● **Aim of the task**: Reproduce every record below exactly as it appears.

(Stored items from a collection)
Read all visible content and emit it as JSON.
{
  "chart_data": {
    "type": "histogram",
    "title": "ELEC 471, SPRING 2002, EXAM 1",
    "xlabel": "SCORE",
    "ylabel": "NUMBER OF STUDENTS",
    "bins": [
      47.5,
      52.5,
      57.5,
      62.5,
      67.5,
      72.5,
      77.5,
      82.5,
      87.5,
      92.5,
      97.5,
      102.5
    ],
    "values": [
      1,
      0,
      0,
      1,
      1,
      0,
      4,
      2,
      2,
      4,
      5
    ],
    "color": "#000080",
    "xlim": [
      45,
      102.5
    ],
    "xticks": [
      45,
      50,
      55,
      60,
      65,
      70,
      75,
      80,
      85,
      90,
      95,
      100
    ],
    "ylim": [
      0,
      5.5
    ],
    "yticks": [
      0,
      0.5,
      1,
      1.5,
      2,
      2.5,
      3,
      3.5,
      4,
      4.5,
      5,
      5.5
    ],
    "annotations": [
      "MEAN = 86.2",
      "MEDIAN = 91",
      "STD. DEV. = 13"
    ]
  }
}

● **Reply**:
Read all visible content and emit it as JSON.
{
  "chart_data": {
    "type": "histogram",
    "title": "ELEC 471, SPRING 2002, EXAM 1",
    "xlabel": "SCORE",
    "ylabel": "NUMBER OF STUDENTS",
    "bins": [
      47.5,
      52.5,
      57.5,
      62.5,
      67.5,
      72.5,
      77.5,
      82.5,
      87.5,
      92.5,
      97.5,
      102.5
    ],
    "values": [
      1,
      0,
      0,
      1,
      1,
      0,
      4,
      2,
      2,
      4,
      5
    ],
    "color": "#000080",
    "xlim": [
      45,
      102.5
    ],
    "xticks": [
      45,
      50,
      55,
      60,
      65,
      70,
      75,
      80,
      85,
      90,
      95,
      100
    ],
    "ylim": [
      0,
      5.5
    ],
    "yticks": [
      0,
      0.5,
      1,
      1.5,
      2,
      2.5,
      3,
      3.5,
      4,
      4.5,
      5,
      5.5
    ],
    "annotations": [
      "MEAN = 86.2",
      "MEDIAN = 91",
      "STD. DEV. = 13"
    ]
  }
}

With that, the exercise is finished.